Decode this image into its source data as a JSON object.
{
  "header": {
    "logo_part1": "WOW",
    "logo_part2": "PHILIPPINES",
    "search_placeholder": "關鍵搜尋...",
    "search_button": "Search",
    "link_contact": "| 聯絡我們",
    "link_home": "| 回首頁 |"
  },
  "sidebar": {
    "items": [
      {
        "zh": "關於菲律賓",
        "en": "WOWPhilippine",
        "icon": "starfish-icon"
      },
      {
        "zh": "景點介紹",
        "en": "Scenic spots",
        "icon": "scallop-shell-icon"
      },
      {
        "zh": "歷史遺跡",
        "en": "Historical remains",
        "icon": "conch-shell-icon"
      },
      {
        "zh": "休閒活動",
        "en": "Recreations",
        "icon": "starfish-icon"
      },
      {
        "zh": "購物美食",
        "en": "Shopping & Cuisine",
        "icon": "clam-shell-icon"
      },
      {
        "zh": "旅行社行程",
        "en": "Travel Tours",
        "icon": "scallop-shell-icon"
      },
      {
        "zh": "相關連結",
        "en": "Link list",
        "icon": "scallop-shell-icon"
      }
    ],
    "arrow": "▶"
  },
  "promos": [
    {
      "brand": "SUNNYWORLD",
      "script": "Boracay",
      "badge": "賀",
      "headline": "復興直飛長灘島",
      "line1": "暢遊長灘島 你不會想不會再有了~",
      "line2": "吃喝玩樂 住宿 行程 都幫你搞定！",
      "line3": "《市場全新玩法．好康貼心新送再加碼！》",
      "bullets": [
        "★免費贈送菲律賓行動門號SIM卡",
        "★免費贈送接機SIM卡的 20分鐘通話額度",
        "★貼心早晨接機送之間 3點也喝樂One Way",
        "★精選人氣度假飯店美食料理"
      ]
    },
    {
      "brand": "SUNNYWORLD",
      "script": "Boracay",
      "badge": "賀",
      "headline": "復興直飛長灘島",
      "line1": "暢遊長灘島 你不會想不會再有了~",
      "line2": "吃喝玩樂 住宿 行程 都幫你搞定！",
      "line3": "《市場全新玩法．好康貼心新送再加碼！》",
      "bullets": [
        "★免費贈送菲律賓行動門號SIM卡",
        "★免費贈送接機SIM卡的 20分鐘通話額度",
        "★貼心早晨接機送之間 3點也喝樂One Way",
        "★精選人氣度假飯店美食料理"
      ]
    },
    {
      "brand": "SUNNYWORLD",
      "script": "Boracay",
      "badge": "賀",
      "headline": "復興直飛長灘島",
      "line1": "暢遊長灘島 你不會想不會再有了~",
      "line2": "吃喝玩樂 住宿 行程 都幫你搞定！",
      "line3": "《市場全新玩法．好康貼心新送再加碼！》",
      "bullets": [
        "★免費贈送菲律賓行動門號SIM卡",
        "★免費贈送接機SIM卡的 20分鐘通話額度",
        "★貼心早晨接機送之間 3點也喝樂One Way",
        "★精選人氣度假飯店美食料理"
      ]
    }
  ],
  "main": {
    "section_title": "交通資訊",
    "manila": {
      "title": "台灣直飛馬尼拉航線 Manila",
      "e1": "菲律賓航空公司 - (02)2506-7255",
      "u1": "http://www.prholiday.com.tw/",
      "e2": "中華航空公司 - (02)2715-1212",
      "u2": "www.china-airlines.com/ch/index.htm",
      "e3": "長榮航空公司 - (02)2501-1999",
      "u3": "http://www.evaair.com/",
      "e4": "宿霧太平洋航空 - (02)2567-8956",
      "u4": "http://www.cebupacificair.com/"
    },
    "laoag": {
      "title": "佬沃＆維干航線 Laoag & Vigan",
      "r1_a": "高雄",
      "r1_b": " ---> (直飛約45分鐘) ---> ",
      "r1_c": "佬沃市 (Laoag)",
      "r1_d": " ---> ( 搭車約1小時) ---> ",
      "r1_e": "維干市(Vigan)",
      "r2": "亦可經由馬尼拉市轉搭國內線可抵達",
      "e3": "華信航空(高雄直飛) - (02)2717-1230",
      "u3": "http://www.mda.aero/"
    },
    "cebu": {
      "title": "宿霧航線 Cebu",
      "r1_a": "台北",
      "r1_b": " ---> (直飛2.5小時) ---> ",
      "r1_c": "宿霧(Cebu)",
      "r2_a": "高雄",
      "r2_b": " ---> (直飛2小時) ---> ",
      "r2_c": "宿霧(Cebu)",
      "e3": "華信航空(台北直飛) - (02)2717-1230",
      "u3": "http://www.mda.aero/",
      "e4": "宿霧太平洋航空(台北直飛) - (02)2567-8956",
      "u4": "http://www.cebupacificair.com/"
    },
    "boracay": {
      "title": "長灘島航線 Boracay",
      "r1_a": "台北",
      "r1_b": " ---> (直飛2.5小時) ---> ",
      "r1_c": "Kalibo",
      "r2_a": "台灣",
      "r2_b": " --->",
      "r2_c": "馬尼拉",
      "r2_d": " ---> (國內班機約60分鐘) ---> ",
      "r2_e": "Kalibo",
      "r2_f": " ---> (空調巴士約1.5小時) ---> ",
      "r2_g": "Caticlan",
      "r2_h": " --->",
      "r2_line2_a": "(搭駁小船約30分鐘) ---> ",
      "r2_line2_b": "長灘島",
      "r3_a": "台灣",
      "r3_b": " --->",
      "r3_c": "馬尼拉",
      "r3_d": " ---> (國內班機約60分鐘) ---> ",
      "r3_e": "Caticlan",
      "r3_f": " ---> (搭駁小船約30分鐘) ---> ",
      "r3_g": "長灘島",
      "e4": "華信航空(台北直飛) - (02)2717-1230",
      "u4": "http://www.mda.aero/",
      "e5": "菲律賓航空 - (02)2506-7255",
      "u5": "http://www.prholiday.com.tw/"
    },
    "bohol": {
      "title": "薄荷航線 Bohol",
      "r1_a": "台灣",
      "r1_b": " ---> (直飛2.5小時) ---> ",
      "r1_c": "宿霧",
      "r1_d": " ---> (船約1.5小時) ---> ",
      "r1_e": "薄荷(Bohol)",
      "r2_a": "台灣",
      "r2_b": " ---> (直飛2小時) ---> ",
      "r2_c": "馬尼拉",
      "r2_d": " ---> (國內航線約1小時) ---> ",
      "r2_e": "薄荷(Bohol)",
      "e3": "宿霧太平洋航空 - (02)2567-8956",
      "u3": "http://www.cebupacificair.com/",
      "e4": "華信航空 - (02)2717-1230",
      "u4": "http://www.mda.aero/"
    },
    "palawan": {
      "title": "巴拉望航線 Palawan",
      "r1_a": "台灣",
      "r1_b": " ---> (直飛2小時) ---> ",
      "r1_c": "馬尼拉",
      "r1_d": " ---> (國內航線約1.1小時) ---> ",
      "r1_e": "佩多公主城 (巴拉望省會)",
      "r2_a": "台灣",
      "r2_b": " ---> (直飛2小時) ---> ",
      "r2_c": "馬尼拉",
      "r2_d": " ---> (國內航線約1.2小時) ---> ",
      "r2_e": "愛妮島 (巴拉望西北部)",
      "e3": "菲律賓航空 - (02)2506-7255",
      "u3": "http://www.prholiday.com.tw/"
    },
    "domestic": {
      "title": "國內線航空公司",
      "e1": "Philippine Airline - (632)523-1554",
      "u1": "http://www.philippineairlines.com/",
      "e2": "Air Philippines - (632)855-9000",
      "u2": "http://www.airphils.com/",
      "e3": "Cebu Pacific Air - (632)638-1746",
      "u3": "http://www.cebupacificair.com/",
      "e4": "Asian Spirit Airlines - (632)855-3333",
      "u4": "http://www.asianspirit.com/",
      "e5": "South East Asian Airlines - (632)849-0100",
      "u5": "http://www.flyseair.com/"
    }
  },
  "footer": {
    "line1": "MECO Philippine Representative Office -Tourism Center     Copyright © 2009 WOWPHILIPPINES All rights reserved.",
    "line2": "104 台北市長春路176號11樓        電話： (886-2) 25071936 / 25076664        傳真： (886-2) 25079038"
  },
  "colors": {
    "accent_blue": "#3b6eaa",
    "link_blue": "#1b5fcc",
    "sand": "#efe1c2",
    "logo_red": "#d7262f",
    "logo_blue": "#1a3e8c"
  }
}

JOB: Every line in the data above that contains "Vigan" needs to be copied.

WORKED SOLUTION:
      "title": "佬沃＆維干航線 Laoag & Vigan",
      "r1_e": "維干市(Vigan)",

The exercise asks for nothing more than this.